Dataset excerpts:

───

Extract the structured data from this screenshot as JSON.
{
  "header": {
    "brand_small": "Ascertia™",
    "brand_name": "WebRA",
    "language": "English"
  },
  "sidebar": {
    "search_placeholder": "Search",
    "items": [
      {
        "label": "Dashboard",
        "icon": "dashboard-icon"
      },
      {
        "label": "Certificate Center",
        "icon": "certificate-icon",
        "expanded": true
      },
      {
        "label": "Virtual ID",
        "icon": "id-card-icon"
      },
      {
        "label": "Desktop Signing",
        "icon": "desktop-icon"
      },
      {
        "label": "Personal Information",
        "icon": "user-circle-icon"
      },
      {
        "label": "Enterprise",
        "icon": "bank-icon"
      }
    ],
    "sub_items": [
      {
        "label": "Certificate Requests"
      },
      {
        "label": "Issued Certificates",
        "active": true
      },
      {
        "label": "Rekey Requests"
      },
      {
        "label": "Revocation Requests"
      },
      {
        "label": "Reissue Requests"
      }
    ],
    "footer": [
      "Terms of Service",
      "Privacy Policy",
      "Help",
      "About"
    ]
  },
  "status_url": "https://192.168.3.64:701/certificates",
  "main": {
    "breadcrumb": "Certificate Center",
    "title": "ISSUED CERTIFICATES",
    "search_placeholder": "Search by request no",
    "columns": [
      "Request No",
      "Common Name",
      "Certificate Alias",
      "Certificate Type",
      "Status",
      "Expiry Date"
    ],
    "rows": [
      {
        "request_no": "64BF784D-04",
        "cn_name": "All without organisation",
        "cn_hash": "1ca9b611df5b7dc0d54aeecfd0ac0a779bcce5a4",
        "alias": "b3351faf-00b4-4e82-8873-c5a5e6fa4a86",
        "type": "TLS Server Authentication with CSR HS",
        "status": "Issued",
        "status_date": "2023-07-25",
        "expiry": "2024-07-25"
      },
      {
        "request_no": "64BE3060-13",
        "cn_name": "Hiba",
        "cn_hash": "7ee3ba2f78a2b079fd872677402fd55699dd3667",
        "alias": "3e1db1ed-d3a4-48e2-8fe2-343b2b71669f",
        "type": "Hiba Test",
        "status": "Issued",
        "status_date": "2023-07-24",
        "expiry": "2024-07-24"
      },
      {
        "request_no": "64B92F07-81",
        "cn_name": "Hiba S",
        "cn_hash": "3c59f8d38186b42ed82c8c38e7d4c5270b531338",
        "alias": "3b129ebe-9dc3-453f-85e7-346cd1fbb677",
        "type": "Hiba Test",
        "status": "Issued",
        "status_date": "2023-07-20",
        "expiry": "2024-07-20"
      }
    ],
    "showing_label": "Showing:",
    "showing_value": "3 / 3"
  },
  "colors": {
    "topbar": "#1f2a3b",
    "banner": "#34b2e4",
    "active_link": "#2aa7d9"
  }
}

───

WHAT IS EXPECTED
Print every line of the records exactly. Omit nothing.

SOLUTION FOR THIS EXERCISE
Extract the structured data from this screenshot as JSON.
{
  "header": {
    "brand_small": "Ascertia™",
    "brand_name": "WebRA",
    "language": "English"
  },
  "sidebar": {
    "search_placeholder": "Search",
    "items": [
      {
        "label": "Dashboard",
        "icon": "dashboard-icon"
      },
      {
        "label": "Certificate Center",
        "icon": "certificate-icon",
        "expanded": true
      },
      {
        "label": "Virtual ID",
        "icon": "id-card-icon"
      },
      {
        "label": "Desktop Signing",
        "icon": "desktop-icon"
      },
      {
        "label": "Personal Information",
        "icon": "user-circle-icon"
      },
      {
        "label": "Enterprise",
        "icon": "bank-icon"
      }
    ],
    "sub_items": [
      {
        "label": "Certificate Requests"
      },
      {
        "label": "Issued Certificates",
        "active": true
      },
      {
        "label": "Rekey Requests"
      },
      {
        "label": "Revocation Requests"
      },
      {
        "label": "Reissue Requests"
      }
    ],
    "footer": [
      "Terms of Service",
      "Privacy Policy",
      "Help",
      "About"
    ]
  },
  "status_url": "https://192.168.3.64:701/certificates",
  "main": {
    "breadcrumb": "Certificate Center",
    "title": "ISSUED CERTIFICATES",
    "search_placeholder": "Search by request no",
    "columns": [
      "Request No",
      "Common Name",
      "Certificate Alias",
      "Certificate Type",
      "Status",
      "Expiry Date"
    ],
    "rows": [
      {
        "request_no": "64BF784D-04",
        "cn_name": "All without organisation",
        "cn_hash": "1ca9b611df5b7dc0d54aeecfd0ac0a779bcce5a4",
        "alias": "b3351faf-00b4-4e82-8873-c5a5e6fa4a86",
        "type": "TLS Server Authentication with CSR HS",
        "status": "Issued",
        "status_date": "2023-07-25",
        "expiry": "2024-07-25"
      },
      {
        "request_no": "64BE3060-13",
        "cn_name": "Hiba",
        "cn_hash": "7ee3ba2f78a2b079fd872677402fd55699dd3667",
        "alias": "3e1db1ed-d3a4-48e2-8fe2-343b2b71669f",
        "type": "Hiba Test",
        "status": "Issued",
        "status_date": "2023-07-24",
        "expiry": "2024-07-24"
      },
      {
        "request_no": "64B92F07-81",
        "cn_name": "Hiba S",
        "cn_hash": "3c59f8d38186b42ed82c8c38e7d4c5270b531338",
        "alias": "3b129ebe-9dc3-453f-85e7-346cd1fbb677",
        "type": "Hiba Test",
        "status": "Issued",
        "status_date": "2023-07-20",
        "expiry": "2024-07-20"
      }
    ],
    "showing_label": "Showing:",
    "showing_value": "3 / 3"
  },
  "colors": {
    "topbar": "#1f2a3b",
    "banner": "#34b2e4",
    "active_link": "#2aa7d9"
  }
}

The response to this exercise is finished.